* _PROBLEM REQUIREMENTS_
Can you output every line of the entries below word for word, leaving out the pictures?

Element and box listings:
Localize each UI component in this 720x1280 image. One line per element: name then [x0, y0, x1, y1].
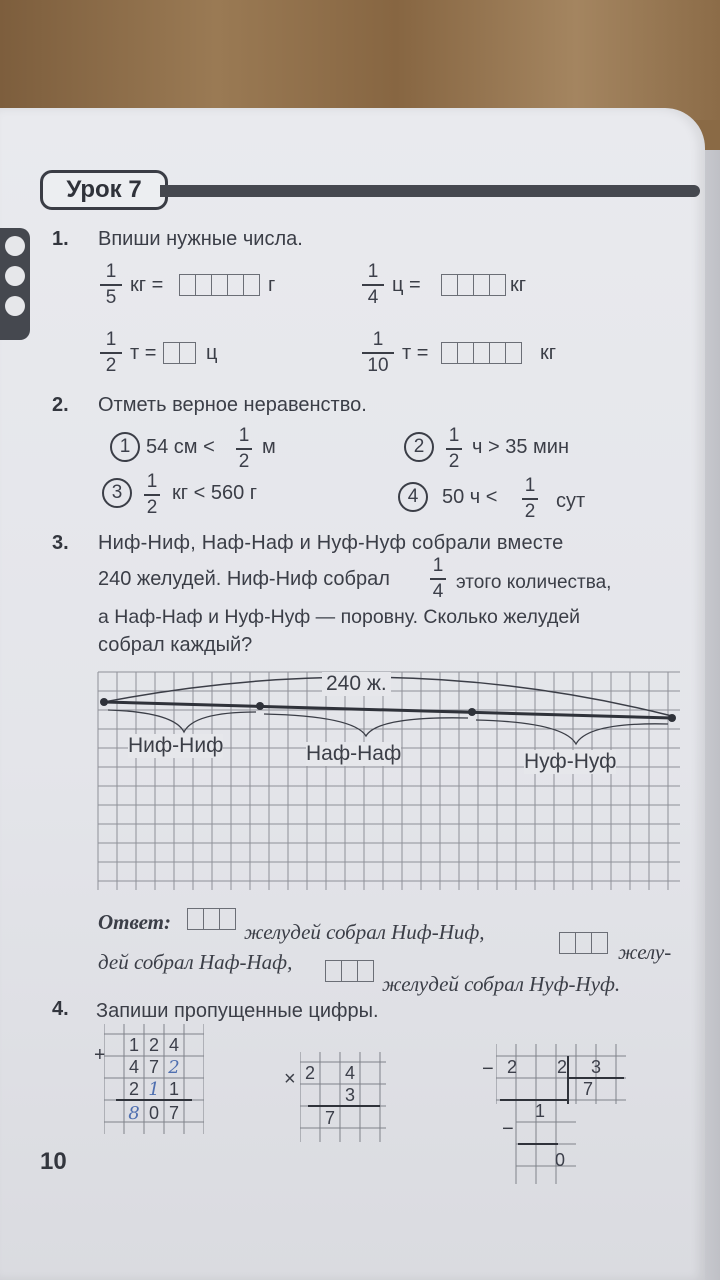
segment-point	[256, 702, 264, 710]
option-1-left: 54 см <	[146, 436, 215, 458]
add-digit: 4	[128, 1057, 139, 1077]
div-sub-digit: 1	[534, 1101, 545, 1121]
times-sign: ×	[284, 1068, 296, 1090]
minus-sign: −	[482, 1058, 494, 1080]
task3-line2a: 240 желудей. Ниф-Ниф собрал	[98, 568, 390, 590]
div-digit: 3	[590, 1057, 601, 1077]
dot-icon	[5, 266, 25, 286]
task1-title: Впиши нужные числа.	[98, 228, 303, 250]
answer-text-2: желу-	[618, 940, 672, 964]
dot-icon	[5, 296, 25, 316]
task4-number: 4.	[52, 998, 69, 1020]
option-4-fraction: 1 2	[522, 476, 538, 522]
add-digit-handwritten: 1	[148, 1079, 160, 1100]
answer-box-nif[interactable]	[188, 908, 236, 930]
task1-result-unit-c: ц	[206, 342, 218, 364]
task1-result-unit-b: кг	[510, 274, 527, 296]
task1-fraction-a: 1 5	[100, 262, 122, 308]
task1-result-unit-a: г	[268, 274, 276, 296]
task1-result-unit-d: кг	[540, 342, 557, 364]
answer-text-3: дей собрал Наф-Наф,	[98, 950, 293, 974]
option-1-circle[interactable]: 1	[110, 432, 140, 462]
option-3-fraction: 1 2	[144, 472, 160, 518]
task1-fraction-b: 1 4	[362, 262, 384, 308]
lesson-title: Урок 7	[40, 170, 168, 210]
page-number: 10	[40, 1148, 67, 1175]
task1-unit-c: т =	[130, 342, 157, 364]
answer-text-4: желудей собрал Нуф-Нуф.	[382, 972, 621, 996]
task4-title: Запиши пропущенные цифры.	[96, 1000, 379, 1022]
task2-title: Отметь верное неравенство.	[98, 394, 367, 416]
option-3-circle[interactable]: 3	[102, 478, 132, 508]
option-1-fraction: 1 2	[236, 426, 252, 472]
option-2-circle[interactable]: 2	[404, 432, 434, 462]
answer-box-nuf[interactable]	[326, 960, 374, 982]
mul-digit: 2	[304, 1063, 315, 1083]
divisor-digit: 7	[582, 1079, 593, 1099]
plus-sign: +	[94, 1044, 106, 1066]
option-4-right: сут	[556, 490, 586, 512]
task1-unit-b: ц =	[392, 274, 421, 296]
dot-icon	[5, 236, 25, 256]
task3-line4: собрал каждый?	[98, 634, 253, 656]
add-digit: 2	[128, 1079, 139, 1099]
label-nuf-nuf: Нуф-Нуф	[524, 750, 617, 773]
answer-cells-a[interactable]	[180, 274, 260, 296]
mul-digit: 3	[344, 1085, 355, 1105]
sub-minus-sign: −	[502, 1118, 514, 1140]
diagram-grid	[94, 664, 684, 894]
task1-fraction-d: 1 10	[362, 330, 394, 376]
div-digit: 2	[556, 1057, 567, 1077]
option-2-fraction: 1 2	[446, 426, 462, 472]
add-digit-handwritten: 2	[168, 1057, 180, 1078]
answer-cells-d[interactable]	[442, 342, 522, 364]
option-2-right: ч > 35 мин	[472, 436, 569, 458]
div-digit: 2	[506, 1057, 517, 1077]
add-digit: 7	[168, 1103, 179, 1123]
task3-fraction: 1 4	[430, 556, 446, 602]
add-digit: 0	[148, 1103, 159, 1123]
div-remainder-digit: 0	[554, 1150, 565, 1170]
task1-fraction-c: 1 2	[100, 330, 122, 376]
mul-digit: 7	[324, 1108, 335, 1128]
task3-number: 3.	[52, 532, 69, 554]
add-digit: 2	[148, 1035, 159, 1055]
diagram-total: 240 ж.	[322, 672, 391, 696]
add-digit: 7	[148, 1057, 159, 1077]
answer-cells-b[interactable]	[442, 274, 506, 296]
task2-number: 2.	[52, 394, 69, 416]
add-digit: 4	[168, 1035, 179, 1055]
side-tab	[0, 228, 30, 340]
option-4-left: 50 ч <	[442, 486, 498, 508]
task3-line2b: этого количества,	[456, 572, 612, 593]
mul-digit: 4	[344, 1063, 355, 1083]
label-naf-naf: Наф-Наф	[306, 742, 402, 765]
answer-text-1: желудей собрал Ниф-Ниф,	[244, 920, 485, 944]
task1-unit-d: т =	[402, 342, 429, 364]
task1-number: 1.	[52, 228, 69, 250]
segment-point	[468, 708, 476, 716]
option-1-right: м	[262, 436, 276, 458]
option-3-right: кг < 560 г	[172, 482, 258, 504]
option-4-circle[interactable]: 4	[398, 482, 428, 512]
wood-background	[0, 0, 720, 120]
task3-line3: а Наф-Наф и Нуф-Нуф — поровну. Сколько желудей	[98, 606, 581, 628]
answer-box-naf[interactable]	[560, 932, 608, 954]
lesson-bar	[160, 185, 700, 197]
answer-label: Ответ:	[98, 910, 171, 934]
add-digit: 1	[168, 1079, 179, 1099]
segment-point	[668, 714, 676, 722]
add-digit: 1	[128, 1035, 139, 1055]
task3-line1: Ниф-Ниф, Наф-Наф и Нуф-Нуф собрали вместе	[98, 532, 564, 554]
add-digit-handwritten: 8	[128, 1103, 140, 1124]
segment-point	[100, 698, 108, 706]
label-nif-nif: Ниф-Ниф	[128, 734, 224, 757]
task1-unit-a: кг =	[130, 274, 164, 296]
answer-cells-c[interactable]	[164, 342, 196, 364]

* _EXERCISE ANSWER_
Localize each UI component in this 720x1280 image. One line per element: name then [x0, y0, x1, y1].
segment-point	[256, 702, 264, 710]
option-1-left: 54 см <	[146, 436, 215, 458]
add-digit: 4	[128, 1057, 139, 1077]
div-sub-digit: 1	[534, 1101, 545, 1121]
times-sign: ×	[284, 1068, 296, 1090]
minus-sign: −	[482, 1058, 494, 1080]
task3-line2a: 240 желудей. Ниф-Ниф собрал	[98, 568, 390, 590]
div-digit: 3	[590, 1057, 601, 1077]
dot-icon	[5, 266, 25, 286]
task1-title: Впиши нужные числа.	[98, 228, 303, 250]
answer-text-2: желу-	[618, 940, 672, 964]
dot-icon	[5, 296, 25, 316]
task4-number: 4.	[52, 998, 69, 1020]
option-4-fraction: 1 2	[522, 476, 538, 522]
add-digit-handwritten: 1	[148, 1079, 160, 1100]
answer-box-nif[interactable]	[188, 908, 236, 930]
task1-result-unit-c: ц	[206, 342, 218, 364]
task1-result-unit-b: кг	[510, 274, 527, 296]
task1-fraction-a: 1 5	[100, 262, 122, 308]
task1-result-unit-a: г	[268, 274, 276, 296]
task1-result-unit-d: кг	[540, 342, 557, 364]
answer-text-3: дей собрал Наф-Наф,	[98, 950, 293, 974]
option-1-circle[interactable]: 1	[110, 432, 140, 462]
option-3-fraction: 1 2	[144, 472, 160, 518]
task1-fraction-b: 1 4	[362, 262, 384, 308]
lesson-title: Урок 7	[40, 170, 168, 210]
page-number: 10	[40, 1148, 67, 1175]
task1-unit-c: т =	[130, 342, 157, 364]
answer-text-4: желудей собрал Нуф-Нуф.	[382, 972, 621, 996]
task4-title: Запиши пропущенные цифры.	[96, 1000, 379, 1022]
task2-title: Отметь верное неравенство.	[98, 394, 367, 416]
option-3-circle[interactable]: 3	[102, 478, 132, 508]
option-1-fraction: 1 2	[236, 426, 252, 472]
option-2-circle[interactable]: 2	[404, 432, 434, 462]
answer-box-nuf[interactable]	[326, 960, 374, 982]
mul-digit: 2	[304, 1063, 315, 1083]
divisor-digit: 7	[582, 1079, 593, 1099]
plus-sign: +	[94, 1044, 106, 1066]
option-4-right: сут	[556, 490, 586, 512]
task1-unit-b: ц =	[392, 274, 421, 296]
dot-icon	[5, 236, 25, 256]
task3-line4: собрал каждый?	[98, 634, 253, 656]
add-digit: 2	[128, 1079, 139, 1099]
label-nuf-nuf: Нуф-Нуф	[524, 750, 617, 773]
answer-cells-a[interactable]	[180, 274, 260, 296]
mul-digit: 3	[344, 1085, 355, 1105]
sub-minus-sign: −	[502, 1118, 514, 1140]
diagram-grid	[94, 664, 684, 894]
task1-fraction-d: 1 10	[362, 330, 394, 376]
div-digit: 2	[556, 1057, 567, 1077]
option-2-fraction: 1 2	[446, 426, 462, 472]
add-digit-handwritten: 2	[168, 1057, 180, 1078]
answer-cells-d[interactable]	[442, 342, 522, 364]
option-2-right: ч > 35 мин	[472, 436, 569, 458]
div-digit: 2	[506, 1057, 517, 1077]
add-digit: 7	[168, 1103, 179, 1123]
task3-fraction: 1 4	[430, 556, 446, 602]
add-digit: 0	[148, 1103, 159, 1123]
div-remainder-digit: 0	[554, 1150, 565, 1170]
task1-fraction-c: 1 2	[100, 330, 122, 376]
mul-digit: 7	[324, 1108, 335, 1128]
task3-number: 3.	[52, 532, 69, 554]
add-digit: 2	[148, 1035, 159, 1055]
diagram-total: 240 ж.	[322, 672, 391, 696]
add-digit: 7	[148, 1057, 159, 1077]
answer-cells-b[interactable]	[442, 274, 506, 296]
task2-number: 2.	[52, 394, 69, 416]
add-digit: 4	[168, 1035, 179, 1055]
side-tab	[0, 228, 30, 340]
option-4-left: 50 ч <	[442, 486, 498, 508]
task3-line2b: этого количества,	[456, 572, 612, 593]
mul-digit: 4	[344, 1063, 355, 1083]
label-naf-naf: Наф-Наф	[306, 742, 402, 765]
answer-text-1: желудей собрал Ниф-Ниф,	[244, 920, 485, 944]
task1-unit-d: т =	[402, 342, 429, 364]
task1-number: 1.	[52, 228, 69, 250]
segment-point	[468, 708, 476, 716]
option-1-right: м	[262, 436, 276, 458]
option-3-right: кг < 560 г	[172, 482, 258, 504]
option-4-circle[interactable]: 4	[398, 482, 428, 512]
wood-background	[0, 0, 720, 120]
task3-line3: а Наф-Наф и Нуф-Нуф — поровну. Сколько желудей	[98, 606, 581, 628]
answer-box-naf[interactable]	[560, 932, 608, 954]
lesson-bar	[160, 185, 700, 197]
answer-label: Ответ:	[98, 910, 171, 934]
add-digit: 1	[168, 1079, 179, 1099]
segment-point	[668, 714, 676, 722]
add-digit: 1	[128, 1035, 139, 1055]
task3-line1: Ниф-Ниф, Наф-Наф и Нуф-Нуф собрали вместе	[98, 532, 564, 554]
add-digit-handwritten: 8	[128, 1103, 140, 1124]
segment-point	[100, 698, 108, 706]
label-nif-nif: Ниф-Ниф	[128, 734, 224, 757]
task1-unit-a: кг =	[130, 274, 164, 296]
answer-cells-c[interactable]	[164, 342, 196, 364]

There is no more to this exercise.